(Data to process)
▼▼▼

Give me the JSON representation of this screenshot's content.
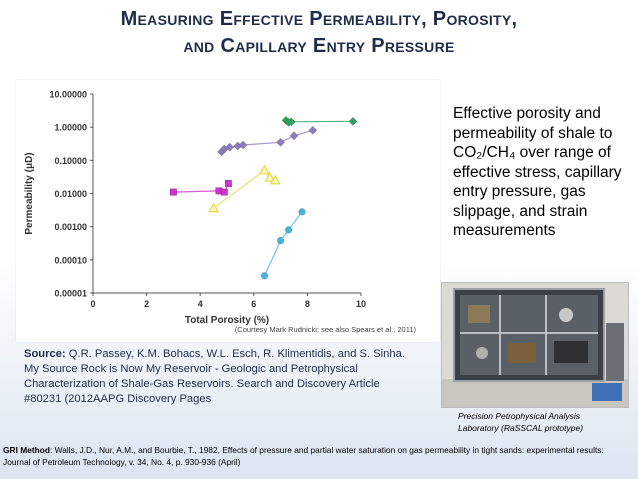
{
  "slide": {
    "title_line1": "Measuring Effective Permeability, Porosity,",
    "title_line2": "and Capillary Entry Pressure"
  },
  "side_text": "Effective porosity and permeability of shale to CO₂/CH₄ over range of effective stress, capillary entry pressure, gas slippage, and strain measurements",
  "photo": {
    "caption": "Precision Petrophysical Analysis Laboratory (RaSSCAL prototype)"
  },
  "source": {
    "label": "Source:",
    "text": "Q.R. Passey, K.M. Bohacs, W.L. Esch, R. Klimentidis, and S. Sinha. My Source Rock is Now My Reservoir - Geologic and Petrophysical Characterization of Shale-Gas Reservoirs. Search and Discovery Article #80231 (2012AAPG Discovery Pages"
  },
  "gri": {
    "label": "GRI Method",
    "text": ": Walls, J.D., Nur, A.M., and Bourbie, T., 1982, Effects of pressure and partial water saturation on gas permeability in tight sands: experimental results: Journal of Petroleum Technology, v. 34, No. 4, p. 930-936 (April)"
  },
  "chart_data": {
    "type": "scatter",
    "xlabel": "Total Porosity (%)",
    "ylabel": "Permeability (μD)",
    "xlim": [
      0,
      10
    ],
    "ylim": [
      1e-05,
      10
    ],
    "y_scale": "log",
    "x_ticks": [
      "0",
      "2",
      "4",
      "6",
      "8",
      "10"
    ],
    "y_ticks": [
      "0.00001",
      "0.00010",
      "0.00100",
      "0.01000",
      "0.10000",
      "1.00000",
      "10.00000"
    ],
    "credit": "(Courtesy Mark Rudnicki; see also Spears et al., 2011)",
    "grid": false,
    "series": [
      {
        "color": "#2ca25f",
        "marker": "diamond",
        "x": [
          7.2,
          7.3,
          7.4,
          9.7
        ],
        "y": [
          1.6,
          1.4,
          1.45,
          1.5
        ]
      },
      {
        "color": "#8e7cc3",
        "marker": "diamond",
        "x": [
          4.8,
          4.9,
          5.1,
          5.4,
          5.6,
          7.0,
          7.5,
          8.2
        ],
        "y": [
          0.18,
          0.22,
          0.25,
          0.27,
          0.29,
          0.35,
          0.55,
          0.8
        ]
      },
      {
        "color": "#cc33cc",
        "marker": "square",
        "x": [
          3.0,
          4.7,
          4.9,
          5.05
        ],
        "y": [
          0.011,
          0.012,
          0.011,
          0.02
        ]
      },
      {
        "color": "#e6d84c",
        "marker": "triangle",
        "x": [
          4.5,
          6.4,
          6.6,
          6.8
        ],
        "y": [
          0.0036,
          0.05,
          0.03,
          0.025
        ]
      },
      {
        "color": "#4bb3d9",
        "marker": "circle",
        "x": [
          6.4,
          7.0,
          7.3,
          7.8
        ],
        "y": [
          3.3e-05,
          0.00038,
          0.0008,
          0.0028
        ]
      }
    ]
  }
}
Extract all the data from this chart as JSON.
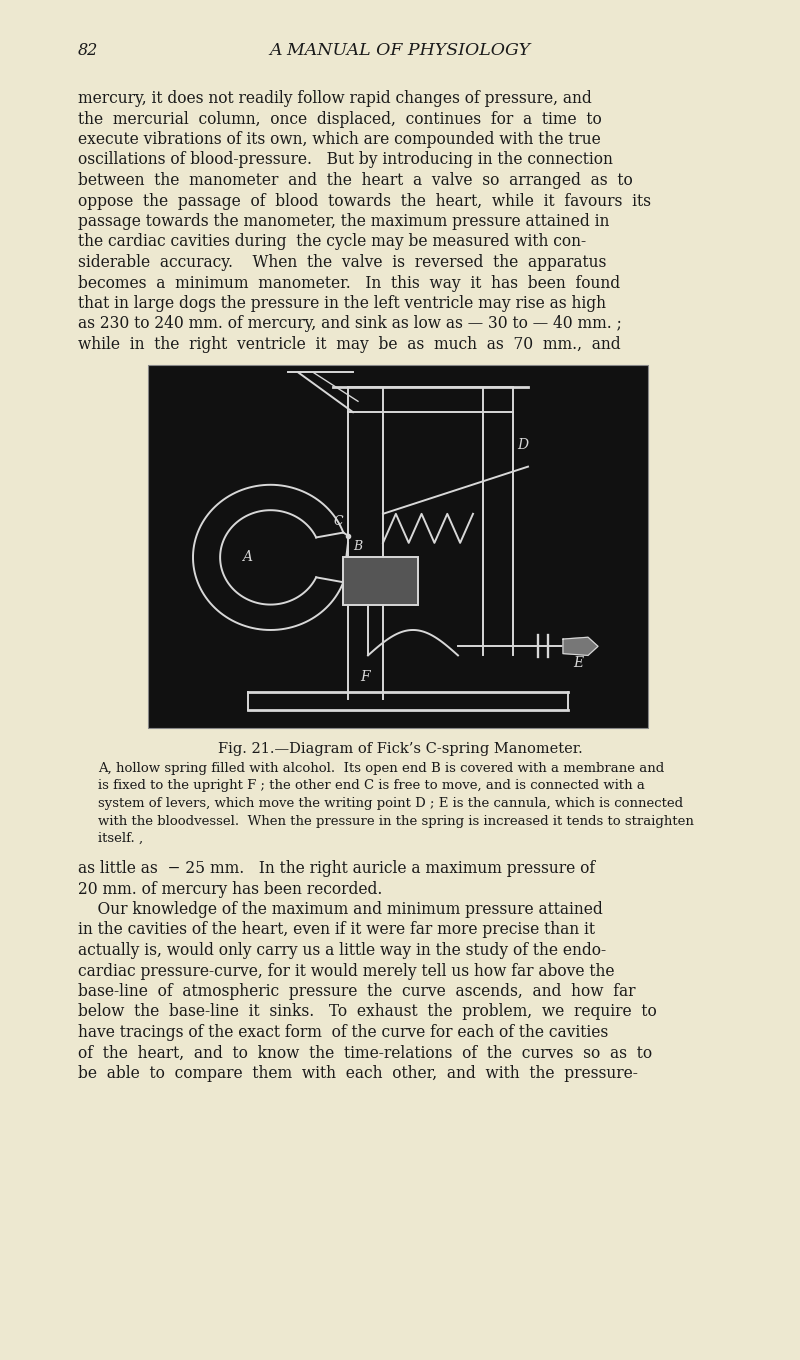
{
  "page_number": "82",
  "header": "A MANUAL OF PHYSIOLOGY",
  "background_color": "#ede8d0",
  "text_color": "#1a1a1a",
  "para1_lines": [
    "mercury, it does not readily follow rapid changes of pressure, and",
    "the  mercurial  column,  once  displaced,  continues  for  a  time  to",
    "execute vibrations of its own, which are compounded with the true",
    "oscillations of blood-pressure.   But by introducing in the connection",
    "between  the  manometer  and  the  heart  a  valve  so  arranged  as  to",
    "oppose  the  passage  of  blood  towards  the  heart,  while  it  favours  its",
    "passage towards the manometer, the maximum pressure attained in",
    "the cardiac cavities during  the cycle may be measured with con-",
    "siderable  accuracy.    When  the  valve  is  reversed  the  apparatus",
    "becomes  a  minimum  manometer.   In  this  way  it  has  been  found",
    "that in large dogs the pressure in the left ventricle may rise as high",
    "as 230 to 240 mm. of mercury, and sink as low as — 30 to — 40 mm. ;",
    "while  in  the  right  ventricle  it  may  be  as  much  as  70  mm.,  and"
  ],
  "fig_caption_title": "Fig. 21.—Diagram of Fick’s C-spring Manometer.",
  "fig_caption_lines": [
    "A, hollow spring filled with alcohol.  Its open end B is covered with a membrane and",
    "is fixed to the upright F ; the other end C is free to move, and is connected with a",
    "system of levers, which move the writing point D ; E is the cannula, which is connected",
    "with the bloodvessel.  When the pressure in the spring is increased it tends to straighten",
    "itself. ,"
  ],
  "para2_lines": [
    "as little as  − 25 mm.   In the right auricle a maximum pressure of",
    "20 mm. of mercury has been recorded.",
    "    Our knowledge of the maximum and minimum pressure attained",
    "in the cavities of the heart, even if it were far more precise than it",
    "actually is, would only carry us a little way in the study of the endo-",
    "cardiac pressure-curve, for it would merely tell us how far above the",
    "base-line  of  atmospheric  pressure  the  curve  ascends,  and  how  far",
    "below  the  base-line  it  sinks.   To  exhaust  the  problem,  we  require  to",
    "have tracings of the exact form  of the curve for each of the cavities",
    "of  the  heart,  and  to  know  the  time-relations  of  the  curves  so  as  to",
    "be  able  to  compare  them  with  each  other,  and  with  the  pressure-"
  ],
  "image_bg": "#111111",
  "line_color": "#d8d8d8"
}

▲▲▲

(Given request)
Copy the entries exactly. Leave out the images.

(Problem solution)
Give me the JSON representation of this screenshot's content.
{
  "slide": {
    "title_line1": "Measuring Effective Permeability, Porosity,",
    "title_line2": "and Capillary Entry Pressure"
  },
  "side_text": "Effective porosity and permeability of shale to CO₂/CH₄ over range of effective stress, capillary entry pressure, gas slippage, and strain measurements",
  "photo": {
    "caption": "Precision Petrophysical Analysis Laboratory (RaSSCAL prototype)"
  },
  "source": {
    "label": "Source:",
    "text": "Q.R. Passey, K.M. Bohacs, W.L. Esch, R. Klimentidis, and S. Sinha. My Source Rock is Now My Reservoir - Geologic and Petrophysical Characterization of Shale-Gas Reservoirs. Search and Discovery Article #80231 (2012AAPG Discovery Pages"
  },
  "gri": {
    "label": "GRI Method",
    "text": ": Walls, J.D., Nur, A.M., and Bourbie, T., 1982, Effects of pressure and partial water saturation on gas permeability in tight sands: experimental results: Journal of Petroleum Technology, v. 34, No. 4, p. 930-936 (April)"
  },
  "chart_data": {
    "type": "scatter",
    "xlabel": "Total Porosity (%)",
    "ylabel": "Permeability (μD)",
    "xlim": [
      0,
      10
    ],
    "ylim": [
      1e-05,
      10
    ],
    "y_scale": "log",
    "x_ticks": [
      "0",
      "2",
      "4",
      "6",
      "8",
      "10"
    ],
    "y_ticks": [
      "0.00001",
      "0.00010",
      "0.00100",
      "0.01000",
      "0.10000",
      "1.00000",
      "10.00000"
    ],
    "credit": "(Courtesy Mark Rudnicki; see also Spears et al., 2011)",
    "grid": false,
    "series": [
      {
        "color": "#2ca25f",
        "marker": "diamond",
        "x": [
          7.2,
          7.3,
          7.4,
          9.7
        ],
        "y": [
          1.6,
          1.4,
          1.45,
          1.5
        ]
      },
      {
        "color": "#8e7cc3",
        "marker": "diamond",
        "x": [
          4.8,
          4.9,
          5.1,
          5.4,
          5.6,
          7.0,
          7.5,
          8.2
        ],
        "y": [
          0.18,
          0.22,
          0.25,
          0.27,
          0.29,
          0.35,
          0.55,
          0.8
        ]
      },
      {
        "color": "#cc33cc",
        "marker": "square",
        "x": [
          3.0,
          4.7,
          4.9,
          5.05
        ],
        "y": [
          0.011,
          0.012,
          0.011,
          0.02
        ]
      },
      {
        "color": "#e6d84c",
        "marker": "triangle",
        "x": [
          4.5,
          6.4,
          6.6,
          6.8
        ],
        "y": [
          0.0036,
          0.05,
          0.03,
          0.025
        ]
      },
      {
        "color": "#4bb3d9",
        "marker": "circle",
        "x": [
          6.4,
          7.0,
          7.3,
          7.8
        ],
        "y": [
          3.3e-05,
          0.00038,
          0.0008,
          0.0028
        ]
      }
    ]
  }
}
Extract all the data from this chart as JSON.
{
  "page_number": "82",
  "header": "A MANUAL OF PHYSIOLOGY",
  "background_color": "#ede8d0",
  "text_color": "#1a1a1a",
  "para1_lines": [
    "mercury, it does not readily follow rapid changes of pressure, and",
    "the  mercurial  column,  once  displaced,  continues  for  a  time  to",
    "execute vibrations of its own, which are compounded with the true",
    "oscillations of blood-pressure.   But by introducing in the connection",
    "between  the  manometer  and  the  heart  a  valve  so  arranged  as  to",
    "oppose  the  passage  of  blood  towards  the  heart,  while  it  favours  its",
    "passage towards the manometer, the maximum pressure attained in",
    "the cardiac cavities during  the cycle may be measured with con-",
    "siderable  accuracy.    When  the  valve  is  reversed  the  apparatus",
    "becomes  a  minimum  manometer.   In  this  way  it  has  been  found",
    "that in large dogs the pressure in the left ventricle may rise as high",
    "as 230 to 240 mm. of mercury, and sink as low as — 30 to — 40 mm. ;",
    "while  in  the  right  ventricle  it  may  be  as  much  as  70  mm.,  and"
  ],
  "fig_caption_title": "Fig. 21.—Diagram of Fick’s C-spring Manometer.",
  "fig_caption_lines": [
    "A, hollow spring filled with alcohol.  Its open end B is covered with a membrane and",
    "is fixed to the upright F ; the other end C is free to move, and is connected with a",
    "system of levers, which move the writing point D ; E is the cannula, which is connected",
    "with the bloodvessel.  When the pressure in the spring is increased it tends to straighten",
    "itself. ,"
  ],
  "para2_lines": [
    "as little as  − 25 mm.   In the right auricle a maximum pressure of",
    "20 mm. of mercury has been recorded.",
    "    Our knowledge of the maximum and minimum pressure attained",
    "in the cavities of the heart, even if it were far more precise than it",
    "actually is, would only carry us a little way in the study of the endo-",
    "cardiac pressure-curve, for it would merely tell us how far above the",
    "base-line  of  atmospheric  pressure  the  curve  ascends,  and  how  far",
    "below  the  base-line  it  sinks.   To  exhaust  the  problem,  we  require  to",
    "have tracings of the exact form  of the curve for each of the cavities",
    "of  the  heart,  and  to  know  the  time-relations  of  the  curves  so  as  to",
    "be  able  to  compare  them  with  each  other,  and  with  the  pressure-"
  ],
  "image_bg": "#111111",
  "line_color": "#d8d8d8"
}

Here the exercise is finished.